Select the lines below containing the word "this".
start
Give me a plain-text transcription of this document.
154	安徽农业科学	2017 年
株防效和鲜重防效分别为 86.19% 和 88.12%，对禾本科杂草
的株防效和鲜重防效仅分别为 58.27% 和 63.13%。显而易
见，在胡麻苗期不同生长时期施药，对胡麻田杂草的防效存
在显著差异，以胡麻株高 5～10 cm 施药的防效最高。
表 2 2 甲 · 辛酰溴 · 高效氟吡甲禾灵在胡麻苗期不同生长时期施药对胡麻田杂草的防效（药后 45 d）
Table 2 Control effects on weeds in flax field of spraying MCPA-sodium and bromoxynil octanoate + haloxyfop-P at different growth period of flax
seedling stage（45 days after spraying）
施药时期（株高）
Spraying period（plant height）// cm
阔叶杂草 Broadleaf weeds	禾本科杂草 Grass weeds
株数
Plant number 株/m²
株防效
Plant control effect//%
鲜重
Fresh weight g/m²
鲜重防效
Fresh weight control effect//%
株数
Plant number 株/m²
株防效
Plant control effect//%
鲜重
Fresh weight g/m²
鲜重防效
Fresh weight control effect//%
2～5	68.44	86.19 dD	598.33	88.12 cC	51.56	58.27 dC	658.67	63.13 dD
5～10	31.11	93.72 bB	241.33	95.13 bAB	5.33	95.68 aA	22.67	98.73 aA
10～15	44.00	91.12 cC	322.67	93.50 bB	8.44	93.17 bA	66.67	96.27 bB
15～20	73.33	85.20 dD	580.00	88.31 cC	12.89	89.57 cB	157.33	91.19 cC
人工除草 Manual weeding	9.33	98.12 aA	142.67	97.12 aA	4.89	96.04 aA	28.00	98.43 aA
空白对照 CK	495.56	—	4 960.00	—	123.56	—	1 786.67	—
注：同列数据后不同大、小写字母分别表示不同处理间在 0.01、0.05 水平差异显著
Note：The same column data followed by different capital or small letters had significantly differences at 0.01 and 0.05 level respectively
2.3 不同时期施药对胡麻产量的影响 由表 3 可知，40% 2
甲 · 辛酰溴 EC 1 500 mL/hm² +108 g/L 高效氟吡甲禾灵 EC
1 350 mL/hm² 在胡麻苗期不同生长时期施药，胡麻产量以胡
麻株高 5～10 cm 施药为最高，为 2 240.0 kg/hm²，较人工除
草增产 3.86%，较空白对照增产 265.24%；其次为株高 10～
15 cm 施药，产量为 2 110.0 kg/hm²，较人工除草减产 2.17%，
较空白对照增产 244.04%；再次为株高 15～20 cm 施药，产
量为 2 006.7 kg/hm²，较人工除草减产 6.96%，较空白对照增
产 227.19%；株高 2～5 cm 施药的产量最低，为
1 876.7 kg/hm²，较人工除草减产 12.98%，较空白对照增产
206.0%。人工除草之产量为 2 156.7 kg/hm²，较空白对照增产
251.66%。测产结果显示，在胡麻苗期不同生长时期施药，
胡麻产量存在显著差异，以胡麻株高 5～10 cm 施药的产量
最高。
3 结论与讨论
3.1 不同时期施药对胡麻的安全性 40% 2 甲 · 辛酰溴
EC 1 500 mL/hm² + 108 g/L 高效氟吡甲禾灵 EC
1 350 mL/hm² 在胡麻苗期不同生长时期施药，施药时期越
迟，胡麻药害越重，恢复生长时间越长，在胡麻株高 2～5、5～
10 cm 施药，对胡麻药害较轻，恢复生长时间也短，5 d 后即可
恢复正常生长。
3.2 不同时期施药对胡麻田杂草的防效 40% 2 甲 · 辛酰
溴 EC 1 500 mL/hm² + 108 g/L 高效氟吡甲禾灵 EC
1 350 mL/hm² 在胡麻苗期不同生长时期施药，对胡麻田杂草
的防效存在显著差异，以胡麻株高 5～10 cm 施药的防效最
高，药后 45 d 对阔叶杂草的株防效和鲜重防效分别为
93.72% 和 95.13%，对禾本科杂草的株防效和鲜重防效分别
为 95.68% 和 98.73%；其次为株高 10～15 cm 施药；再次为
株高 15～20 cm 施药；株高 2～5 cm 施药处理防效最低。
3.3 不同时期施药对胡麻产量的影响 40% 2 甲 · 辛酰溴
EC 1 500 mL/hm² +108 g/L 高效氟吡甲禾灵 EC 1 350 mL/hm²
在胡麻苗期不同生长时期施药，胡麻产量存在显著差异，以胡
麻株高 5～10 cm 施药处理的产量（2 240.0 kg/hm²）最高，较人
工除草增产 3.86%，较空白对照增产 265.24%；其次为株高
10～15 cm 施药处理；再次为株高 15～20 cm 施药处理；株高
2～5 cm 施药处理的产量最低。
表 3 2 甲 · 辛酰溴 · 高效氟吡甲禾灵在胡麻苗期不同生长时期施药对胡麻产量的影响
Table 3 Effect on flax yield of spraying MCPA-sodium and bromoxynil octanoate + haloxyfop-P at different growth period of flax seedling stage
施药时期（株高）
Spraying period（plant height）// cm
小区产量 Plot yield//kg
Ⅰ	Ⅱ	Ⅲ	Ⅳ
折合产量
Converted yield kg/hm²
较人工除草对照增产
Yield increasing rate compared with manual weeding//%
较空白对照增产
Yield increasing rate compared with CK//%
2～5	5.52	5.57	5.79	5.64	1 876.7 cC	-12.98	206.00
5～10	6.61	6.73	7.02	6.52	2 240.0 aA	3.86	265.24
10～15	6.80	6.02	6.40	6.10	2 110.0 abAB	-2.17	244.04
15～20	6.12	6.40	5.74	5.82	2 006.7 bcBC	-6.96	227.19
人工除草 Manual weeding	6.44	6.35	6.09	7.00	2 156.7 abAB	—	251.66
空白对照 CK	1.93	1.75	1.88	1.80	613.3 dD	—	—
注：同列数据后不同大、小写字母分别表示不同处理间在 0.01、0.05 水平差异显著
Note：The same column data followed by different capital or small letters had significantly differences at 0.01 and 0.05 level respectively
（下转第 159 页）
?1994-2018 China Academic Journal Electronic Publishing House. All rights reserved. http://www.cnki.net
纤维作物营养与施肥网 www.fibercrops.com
end
start
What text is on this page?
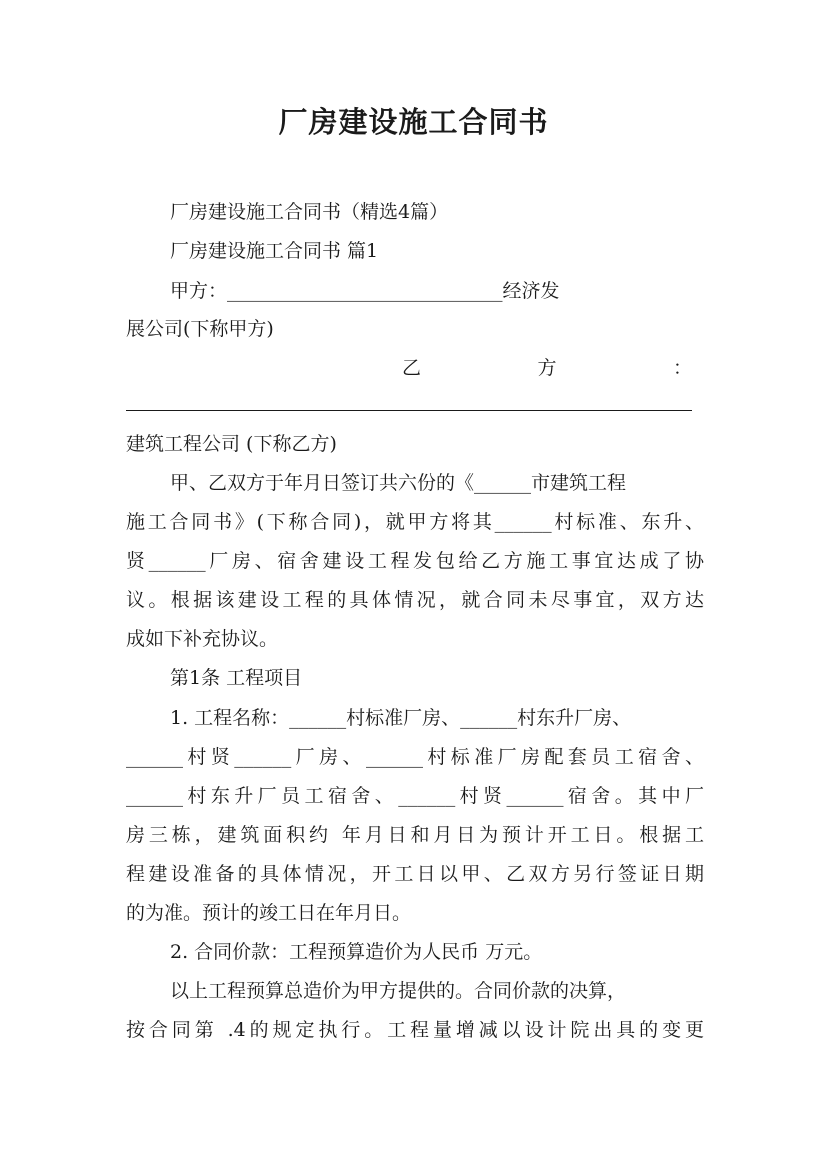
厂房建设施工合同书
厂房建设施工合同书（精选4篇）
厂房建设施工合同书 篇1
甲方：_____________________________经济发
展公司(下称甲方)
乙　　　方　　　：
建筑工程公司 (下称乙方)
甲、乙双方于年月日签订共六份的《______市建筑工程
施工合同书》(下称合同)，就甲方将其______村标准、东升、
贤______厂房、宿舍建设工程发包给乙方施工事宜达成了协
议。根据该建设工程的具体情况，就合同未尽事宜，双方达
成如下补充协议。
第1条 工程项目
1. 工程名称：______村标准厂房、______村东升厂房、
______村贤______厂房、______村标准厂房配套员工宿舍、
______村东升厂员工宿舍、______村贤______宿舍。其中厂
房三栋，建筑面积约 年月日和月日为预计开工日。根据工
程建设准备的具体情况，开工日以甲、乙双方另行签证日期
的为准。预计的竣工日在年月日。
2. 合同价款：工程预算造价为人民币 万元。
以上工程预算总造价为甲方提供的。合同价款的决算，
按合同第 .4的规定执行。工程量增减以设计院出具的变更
end
▶ **Reply**:
Give me a plain-text transcription of this document.
What text is on this page?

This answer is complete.